### Prompt
Count the lines below that contain the word "Total", and report only that number.

### Records shown

⟨

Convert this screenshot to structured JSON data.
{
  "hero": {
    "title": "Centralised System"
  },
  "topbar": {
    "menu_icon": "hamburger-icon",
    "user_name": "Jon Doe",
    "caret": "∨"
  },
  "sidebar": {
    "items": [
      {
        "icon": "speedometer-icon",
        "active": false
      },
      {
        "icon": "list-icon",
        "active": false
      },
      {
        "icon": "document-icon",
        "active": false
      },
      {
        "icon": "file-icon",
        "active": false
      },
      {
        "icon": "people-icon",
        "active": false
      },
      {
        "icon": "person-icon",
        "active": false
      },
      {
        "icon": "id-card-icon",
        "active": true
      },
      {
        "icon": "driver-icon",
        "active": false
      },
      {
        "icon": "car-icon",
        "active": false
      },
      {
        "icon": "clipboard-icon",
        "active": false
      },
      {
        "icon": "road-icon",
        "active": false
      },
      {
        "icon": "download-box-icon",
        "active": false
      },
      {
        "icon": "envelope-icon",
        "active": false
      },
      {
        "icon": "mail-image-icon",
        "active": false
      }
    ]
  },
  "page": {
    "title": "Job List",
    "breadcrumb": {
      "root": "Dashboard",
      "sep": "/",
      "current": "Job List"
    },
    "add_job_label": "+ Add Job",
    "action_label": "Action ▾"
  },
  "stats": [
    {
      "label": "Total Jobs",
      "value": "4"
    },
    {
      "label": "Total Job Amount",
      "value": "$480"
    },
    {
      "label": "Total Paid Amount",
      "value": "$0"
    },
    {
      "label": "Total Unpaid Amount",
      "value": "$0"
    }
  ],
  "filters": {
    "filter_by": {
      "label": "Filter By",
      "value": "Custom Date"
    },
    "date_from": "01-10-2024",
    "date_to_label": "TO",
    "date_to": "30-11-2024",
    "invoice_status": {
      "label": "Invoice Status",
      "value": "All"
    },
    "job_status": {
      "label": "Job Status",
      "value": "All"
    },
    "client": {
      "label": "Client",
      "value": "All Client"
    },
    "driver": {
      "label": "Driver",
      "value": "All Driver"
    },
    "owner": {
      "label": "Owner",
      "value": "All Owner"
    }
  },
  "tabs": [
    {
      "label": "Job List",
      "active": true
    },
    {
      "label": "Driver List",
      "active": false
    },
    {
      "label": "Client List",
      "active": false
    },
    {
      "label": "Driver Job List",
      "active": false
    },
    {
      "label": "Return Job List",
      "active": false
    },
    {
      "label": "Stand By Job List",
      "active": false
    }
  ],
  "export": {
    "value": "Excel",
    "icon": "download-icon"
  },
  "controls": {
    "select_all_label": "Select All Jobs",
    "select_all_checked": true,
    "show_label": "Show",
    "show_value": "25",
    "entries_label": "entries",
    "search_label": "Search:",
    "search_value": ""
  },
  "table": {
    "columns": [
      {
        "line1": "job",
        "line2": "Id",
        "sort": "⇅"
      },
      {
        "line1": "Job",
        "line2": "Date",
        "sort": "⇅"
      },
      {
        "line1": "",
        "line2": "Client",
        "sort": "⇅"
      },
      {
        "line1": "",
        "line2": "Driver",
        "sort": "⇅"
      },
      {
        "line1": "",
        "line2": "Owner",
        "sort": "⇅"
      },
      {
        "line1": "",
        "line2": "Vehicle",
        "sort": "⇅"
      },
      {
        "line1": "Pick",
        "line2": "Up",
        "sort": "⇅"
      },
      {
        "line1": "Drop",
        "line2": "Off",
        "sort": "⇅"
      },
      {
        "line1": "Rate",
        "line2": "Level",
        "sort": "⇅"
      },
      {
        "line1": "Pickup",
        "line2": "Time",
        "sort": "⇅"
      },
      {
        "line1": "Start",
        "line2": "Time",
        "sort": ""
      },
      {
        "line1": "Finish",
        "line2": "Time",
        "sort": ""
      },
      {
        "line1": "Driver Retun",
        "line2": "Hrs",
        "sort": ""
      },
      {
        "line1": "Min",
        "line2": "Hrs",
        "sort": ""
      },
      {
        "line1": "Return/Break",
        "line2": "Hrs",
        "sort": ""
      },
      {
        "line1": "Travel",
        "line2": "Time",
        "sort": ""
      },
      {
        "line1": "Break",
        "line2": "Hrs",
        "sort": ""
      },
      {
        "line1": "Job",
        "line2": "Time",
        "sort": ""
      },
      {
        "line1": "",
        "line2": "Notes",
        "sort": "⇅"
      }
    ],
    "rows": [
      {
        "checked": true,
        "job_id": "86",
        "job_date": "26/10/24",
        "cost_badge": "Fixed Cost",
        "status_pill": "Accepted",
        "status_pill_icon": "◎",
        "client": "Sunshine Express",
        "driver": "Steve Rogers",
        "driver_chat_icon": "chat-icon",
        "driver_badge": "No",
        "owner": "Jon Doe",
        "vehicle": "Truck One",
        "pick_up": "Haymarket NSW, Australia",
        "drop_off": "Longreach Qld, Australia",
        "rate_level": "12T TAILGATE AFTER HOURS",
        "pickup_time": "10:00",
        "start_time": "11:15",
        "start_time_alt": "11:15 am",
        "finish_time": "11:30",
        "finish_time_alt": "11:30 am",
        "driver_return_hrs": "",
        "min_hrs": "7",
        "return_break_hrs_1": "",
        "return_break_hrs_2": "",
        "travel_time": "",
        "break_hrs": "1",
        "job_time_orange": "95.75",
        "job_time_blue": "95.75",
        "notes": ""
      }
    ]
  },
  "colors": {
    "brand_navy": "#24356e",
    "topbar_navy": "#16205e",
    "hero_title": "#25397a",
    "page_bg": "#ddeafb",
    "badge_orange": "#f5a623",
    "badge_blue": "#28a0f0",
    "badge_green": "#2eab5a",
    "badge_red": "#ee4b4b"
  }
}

⟩

### Full response
4